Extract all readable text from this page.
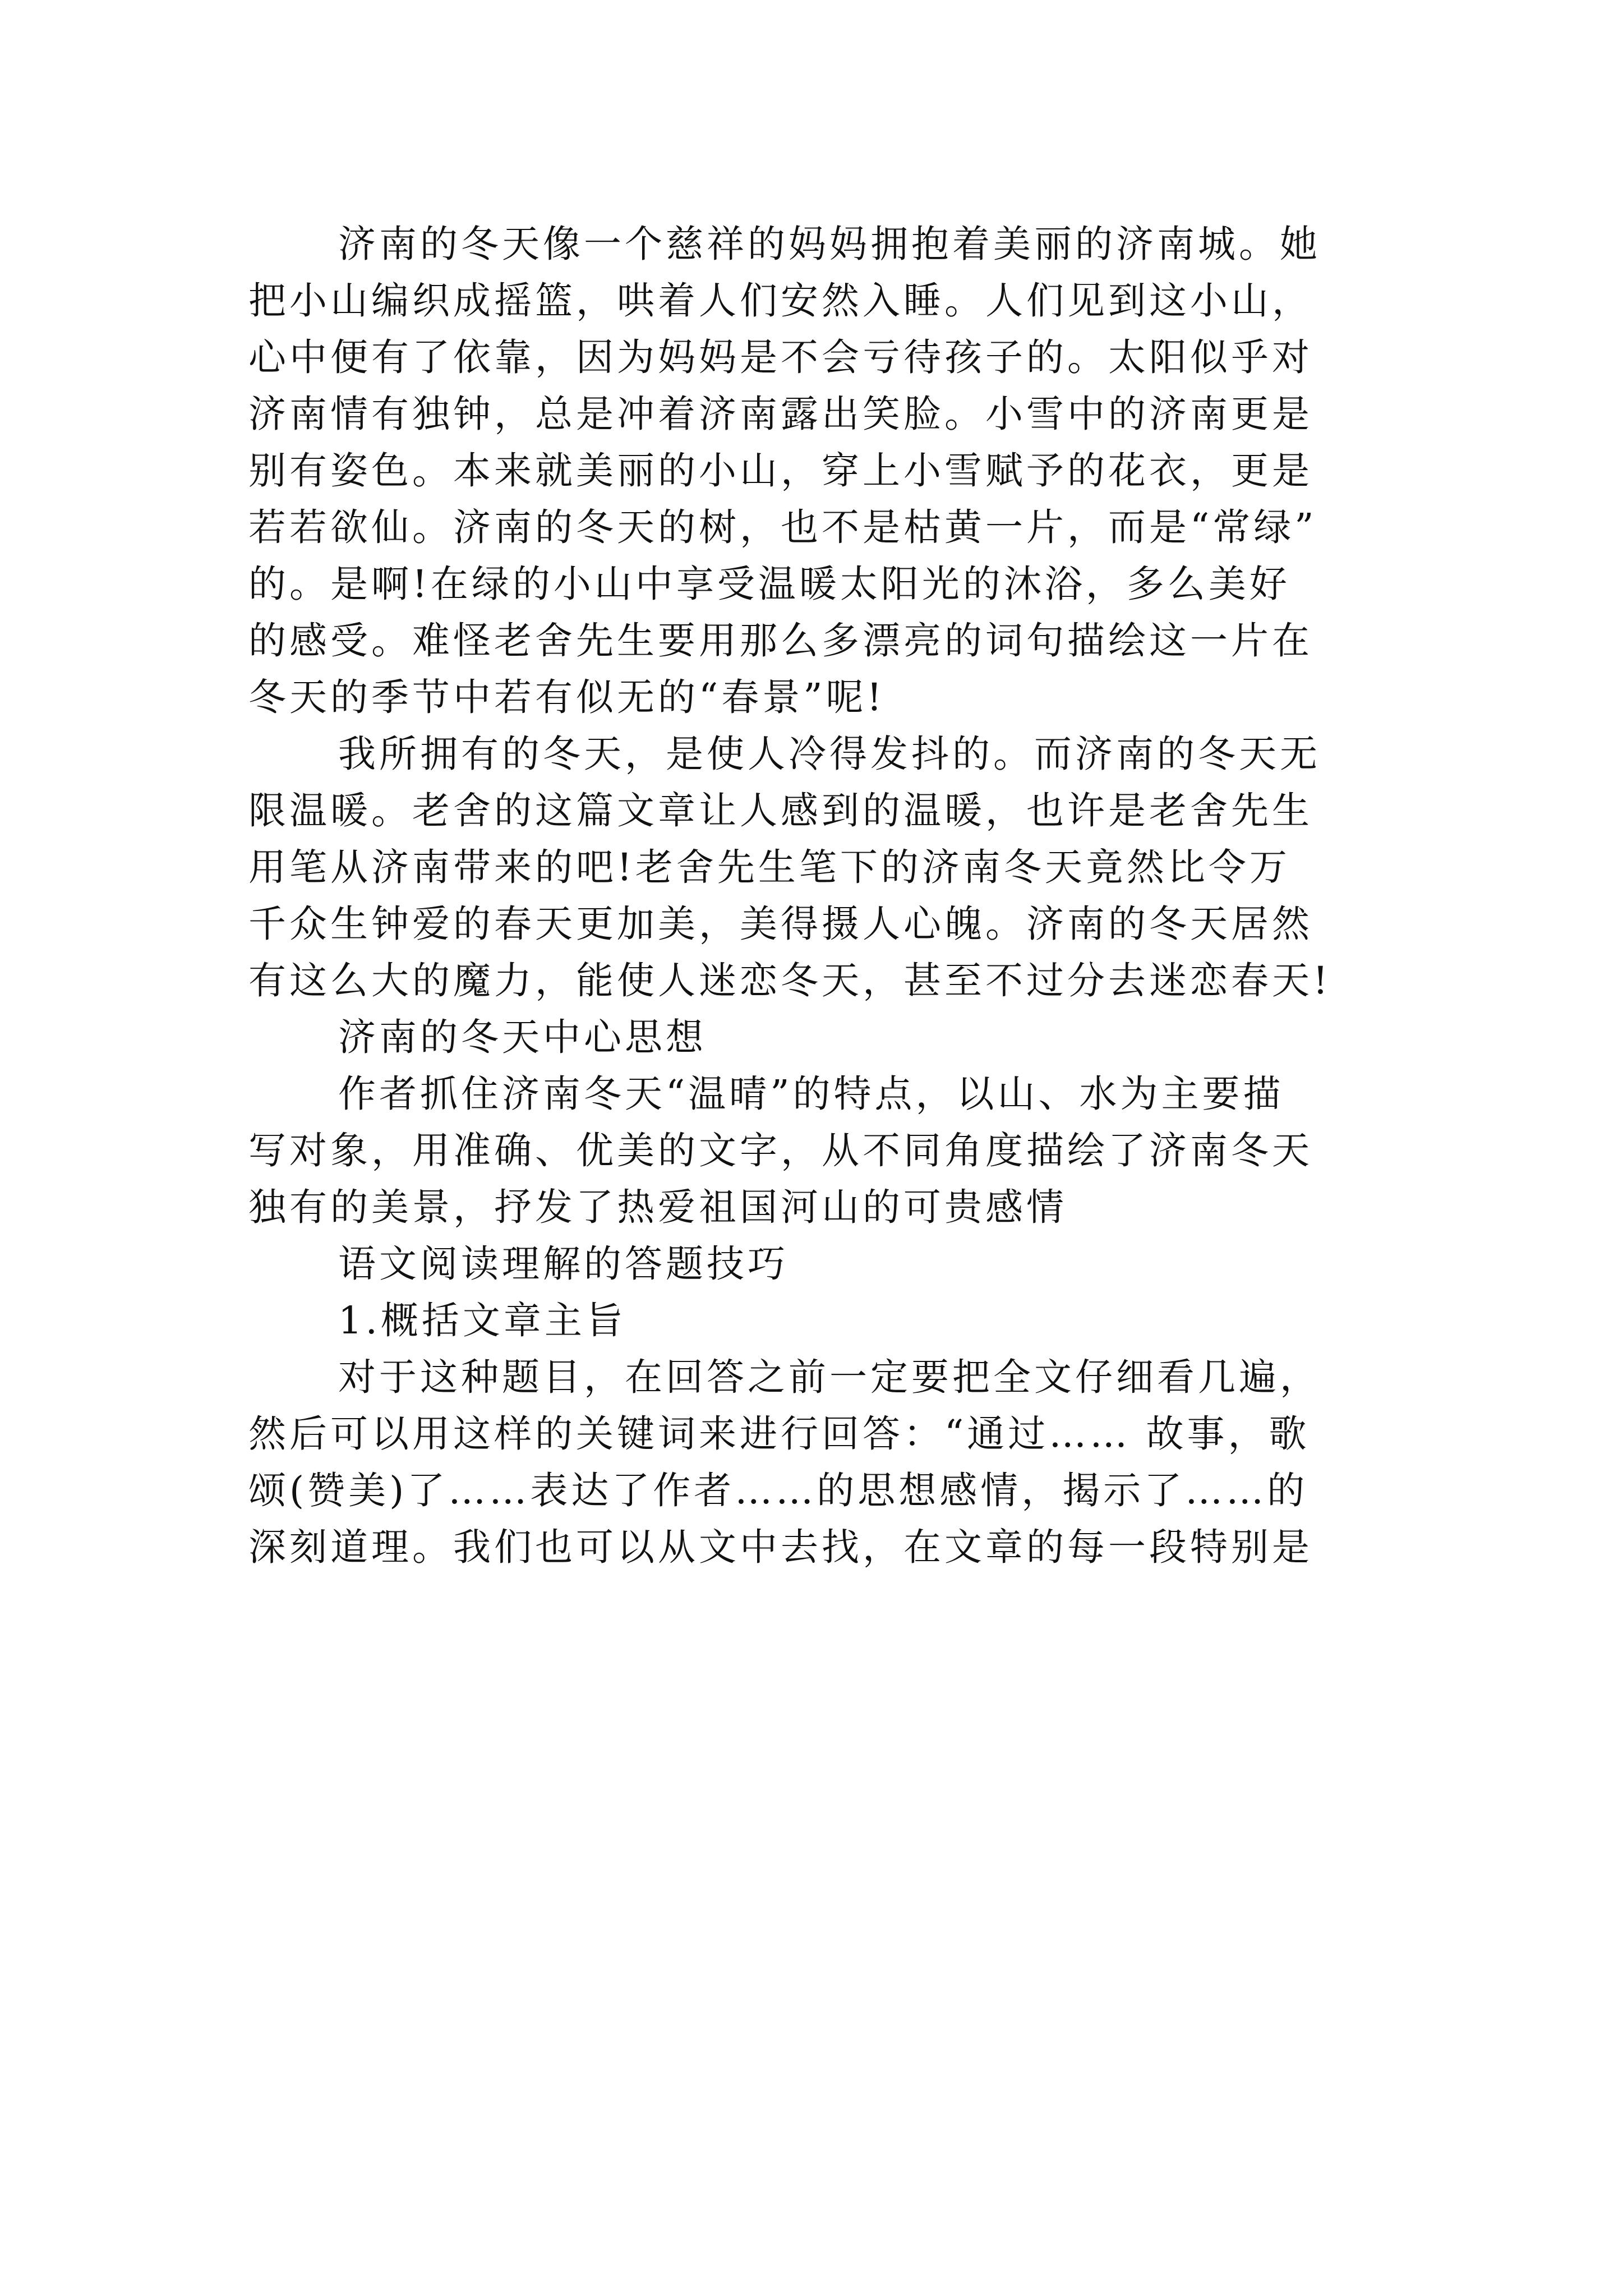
济南的冬天像一个慈祥的妈妈拥抱着美丽的济南城。她
把小山编织成摇篮，哄着人们安然入睡。人们见到这小山，
心中便有了依靠，因为妈妈是不会亏待孩子的。太阳似乎对
济南情有独钟，总是冲着济南露出笑脸。小雪中的济南更是
别有姿色。本来就美丽的小山，穿上小雪赋予的花衣，更是
若若欲仙。济南的冬天的树，也不是枯黄一片，而是“常绿”
的。是啊!在绿的小山中享受温暖太阳光的沐浴，多么美好
的感受。难怪老舍先生要用那么多漂亮的词句描绘这一片在
冬天的季节中若有似无的“春景”呢!
我所拥有的冬天，是使人冷得发抖的。而济南的冬天无
限温暖。老舍的这篇文章让人感到的温暖，也许是老舍先生
用笔从济南带来的吧!老舍先生笔下的济南冬天竟然比令万
千众生钟爱的春天更加美，美得摄人心魄。济南的冬天居然
有这么大的魔力，能使人迷恋冬天，甚至不过分去迷恋春天!
济南的冬天中心思想
作者抓住济南冬天“温晴”的特点，以山、水为主要描
写对象，用准确、优美的文字，从不同角度描绘了济南冬天
独有的美景，抒发了热爱祖国河山的可贵感情
语文阅读理解的答题技巧
1.概括文章主旨
对于这种题目，在回答之前一定要把全文仔细看几遍，
然后可以用这样的关键词来进行回答：“通过…… 故事，歌
颂(赞美)了……表达了作者……的思想感情，揭示了……的
深刻道理。我们也可以从文中去找，在文章的每一段特别是
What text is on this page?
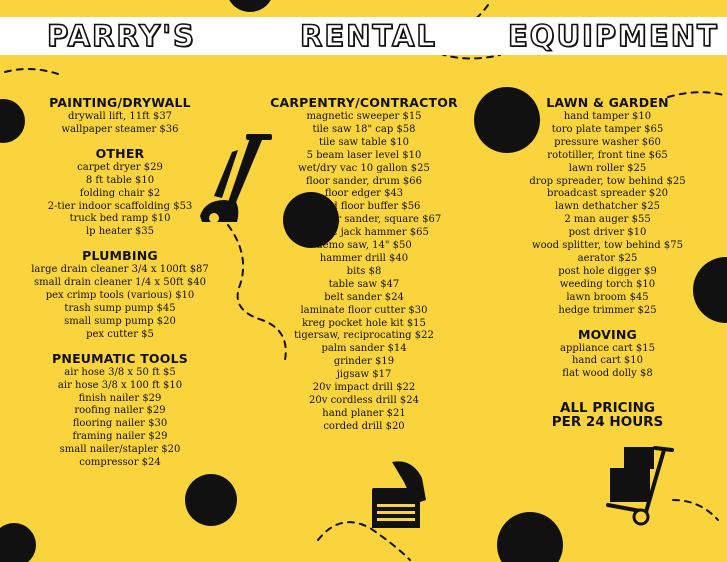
PARRY'S	RENTAL EQUIPMENT
PAINTING/DRYWALL
drywall lift, 11ft $37
wallpaper steamer $36
OTHER
carpet dryer $29
8 ft table $10
folding chair $2
2-tier indoor scaffolding $53
truck bed ramp $10
lp heater $35
PLUMBING
large drain cleaner 3/4 x 100ft $87
small drain cleaner 1/4 x 50ft $40
pex crimp tools (various) $10
trash sump pump $45
small sump pump $20
pex cutter $5
PNEUMATIC TOOLS
air hose 3/8 x 50 ft $5
air hose 3/8 x 100 ft $10
finish nailer $29
roofing nailer $29
flooring nailer $30
framing nailer $29
small nailer/stapler $20
compressor $24
CARPENTRY/CONTRACTOR
magnetic sweeper $15
tile saw 18" cap $58
tile saw table $10
5 beam laser level $10
wet/dry vac 10 gallon $25
floor sander, drum $66
floor edger $43
round floor buffer $56
essex floor sander, square $67
electric jack hammer $65
demo saw, 14" $50
hammer drill $40
bits $8
table saw $47
belt sander $24
laminate floor cutter $30
kreg pocket hole kit $15
tigersaw, reciprocating $22
palm sander $14
grinder $19
jigsaw $17
20v impact drill $22
20v cordless drill $24
hand planer $21
corded drill $20
LAWN & GARDEN
hand tamper $10
toro plate tamper $65
pressure washer $60
rototiller, front tine $65
lawn roller $25
drop spreader, tow behind $25
broadcast spreader $20
lawn dethatcher $25
2 man auger $55
post driver $10
wood splitter, tow behind $75
aerator $25
post hole digger $9
weeding torch $10
lawn broom $45
hedge trimmer $25
MOVING
appliance cart $15
hand cart $10
flat wood dolly $8
ALL PRICING
PER 24 HOURS
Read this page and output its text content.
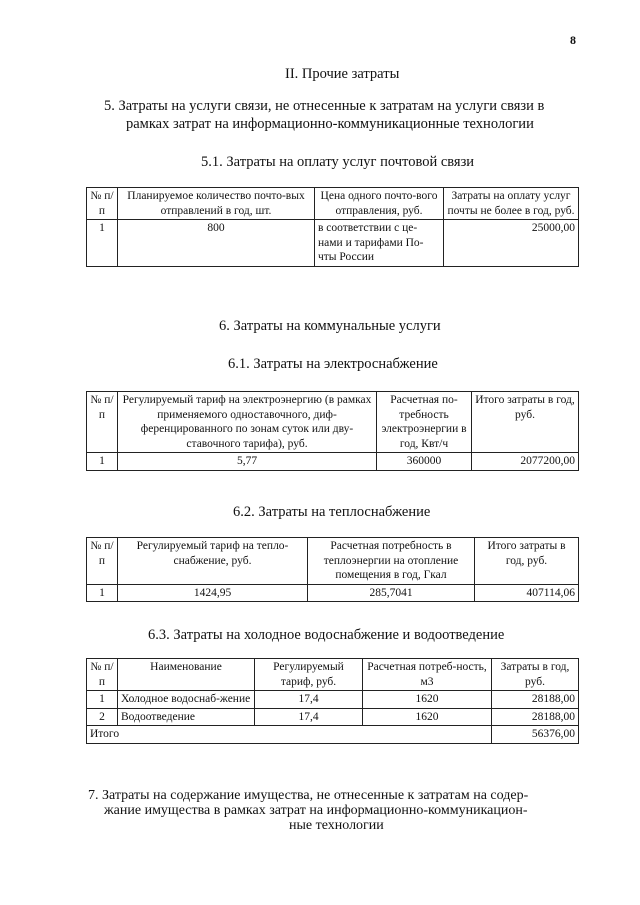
8
II. Прочие затраты
5. Затраты на услуги связи, не отнесенные к затратам на услуги связи в
рамках затрат на информационно-коммуникационные технологии
5.1. Затраты на оплату услуг почтовой связи
№ п/п	Планируемое количество почто-вых отправлений в год, шт.	Цена одного почто-вого отправления, руб.	Затраты на оплату услуг почты не более в год, руб.
1	800	в соответствии с це-нами и тарифами По-чты России	25000,00
6. Затраты на коммунальные услуги
6.1. Затраты на электроснабжение
№ п/п	Регулируемый тариф на электроэнергию (в рамках применяемого одноставочного, диф-ференцированного по зонам суток или дву-ставочного тарифа), руб.	Расчетная по-требность электроэнергии в год, Квт/ч	Итого затраты в год, руб.
1	5,77	360000	2077200,00
6.2. Затраты на теплоснабжение
№ п/п	Регулируемый тариф на тепло-снабжение, руб.	Расчетная потребность в теплоэнергии на отопление помещения в год, Гкал	Итого затраты в год, руб.
1	1424,95	285,7041	407114,06
6.3. Затраты на холодное водоснабжение и водоотведение
№ п/п	Наименование	Регулируемый тариф, руб.	Расчетная потреб-ность, м3	Затраты в год, руб.
1	Холодное водоснаб-жение	17,4	1620	28188,00
2	Водоотведение	17,4	1620	28188,00
Итого				56376,00
7. Затраты на содержание имущества, не отнесенные к затратам на содер-
жание имущества в рамках затрат на информационно-коммуникацион-
ные технологии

▸ SET TASK:
Leave out all pictures, then copy the remaining material exactly.

▸ CORRECT ANSWER:
Extract all readable text from this page.
济南的冬天像一个慈祥的妈妈拥抱着美丽的济南城。她
把小山编织成摇篮，哄着人们安然入睡。人们见到这小山，
心中便有了依靠，因为妈妈是不会亏待孩子的。太阳似乎对
济南情有独钟，总是冲着济南露出笑脸。小雪中的济南更是
别有姿色。本来就美丽的小山，穿上小雪赋予的花衣，更是
若若欲仙。济南的冬天的树，也不是枯黄一片，而是“常绿”
的。是啊!在绿的小山中享受温暖太阳光的沐浴，多么美好
的感受。难怪老舍先生要用那么多漂亮的词句描绘这一片在
冬天的季节中若有似无的“春景”呢!
我所拥有的冬天，是使人冷得发抖的。而济南的冬天无
限温暖。老舍的这篇文章让人感到的温暖，也许是老舍先生
用笔从济南带来的吧!老舍先生笔下的济南冬天竟然比令万
千众生钟爱的春天更加美，美得摄人心魄。济南的冬天居然
有这么大的魔力，能使人迷恋冬天，甚至不过分去迷恋春天!
济南的冬天中心思想
作者抓住济南冬天“温晴”的特点，以山、水为主要描
写对象，用准确、优美的文字，从不同角度描绘了济南冬天
独有的美景，抒发了热爱祖国河山的可贵感情
语文阅读理解的答题技巧
1.概括文章主旨
对于这种题目，在回答之前一定要把全文仔细看几遍，
然后可以用这样的关键词来进行回答：“通过…… 故事，歌
颂(赞美)了……表达了作者……的思想感情，揭示了……的
深刻道理。我们也可以从文中去找，在文章的每一段特别是
What text is on this page?
PARRY'S	RENTAL EQUIPMENT
PAINTING/DRYWALL
drywall lift, 11ft $37
wallpaper steamer $36
OTHER
carpet dryer $29
8 ft table $10
folding chair $2
2-tier indoor scaffolding $53
truck bed ramp $10
lp heater $35
PLUMBING
large drain cleaner 3/4 x 100ft $87
small drain cleaner 1/4 x 50ft $40
pex crimp tools (various) $10
trash sump pump $45
small sump pump $20
pex cutter $5
PNEUMATIC TOOLS
air hose 3/8 x 50 ft $5
air hose 3/8 x 100 ft $10
finish nailer $29
roofing nailer $29
flooring nailer $30
framing nailer $29
small nailer/stapler $20
compressor $24
CARPENTRY/CONTRACTOR
magnetic sweeper $15
tile saw 18" cap $58
tile saw table $10
5 beam laser level $10
wet/dry vac 10 gallon $25
floor sander, drum $66
floor edger $43
round floor buffer $56
essex floor sander, square $67
electric jack hammer $65
demo saw, 14" $50
hammer drill $40
bits $8
table saw $47
belt sander $24
laminate floor cutter $30
kreg pocket hole kit $15
tigersaw, reciprocating $22
palm sander $14
grinder $19
jigsaw $17
20v impact drill $22
20v cordless drill $24
hand planer $21
corded drill $20
LAWN & GARDEN
hand tamper $10
toro plate tamper $65
pressure washer $60
rototiller, front tine $65
lawn roller $25
drop spreader, tow behind $25
broadcast spreader $20
lawn dethatcher $25
2 man auger $55
post driver $10
wood splitter, tow behind $75
aerator $25
post hole digger $9
weeding torch $10
lawn broom $45
hedge trimmer $25
MOVING
appliance cart $15
hand cart $10
flat wood dolly $8
ALL PRICING
PER 24 HOURS
Read this page and output its text content.
8
II. Прочие затраты
5. Затраты на услуги связи, не отнесенные к затратам на услуги связи в
рамках затрат на информационно-коммуникационные технологии
5.1. Затраты на оплату услуг почтовой связи
№ п/п	Планируемое количество почто-вых отправлений в год, шт.	Цена одного почто-вого отправления, руб.	Затраты на оплату услуг почты не более в год, руб.
1	800	в соответствии с це-нами и тарифами По-чты России	25000,00
6. Затраты на коммунальные услуги
6.1. Затраты на электроснабжение
№ п/п	Регулируемый тариф на электроэнергию (в рамках применяемого одноставочного, диф-ференцированного по зонам суток или дву-ставочного тарифа), руб.	Расчетная по-требность электроэнергии в год, Квт/ч	Итого затраты в год, руб.
1	5,77	360000	2077200,00
6.2. Затраты на теплоснабжение
№ п/п	Регулируемый тариф на тепло-снабжение, руб.	Расчетная потребность в теплоэнергии на отопление помещения в год, Гкал	Итого затраты в год, руб.
1	1424,95	285,7041	407114,06
6.3. Затраты на холодное водоснабжение и водоотведение
№ п/п	Наименование	Регулируемый тариф, руб.	Расчетная потреб-ность, м3	Затраты в год, руб.
1	Холодное водоснаб-жение	17,4	1620	28188,00
2	Водоотведение	17,4	1620	28188,00
Итого				56376,00
7. Затраты на содержание имущества, не отнесенные к затратам на содер-
жание имущества в рамках затрат на информационно-коммуникацион-
ные технологии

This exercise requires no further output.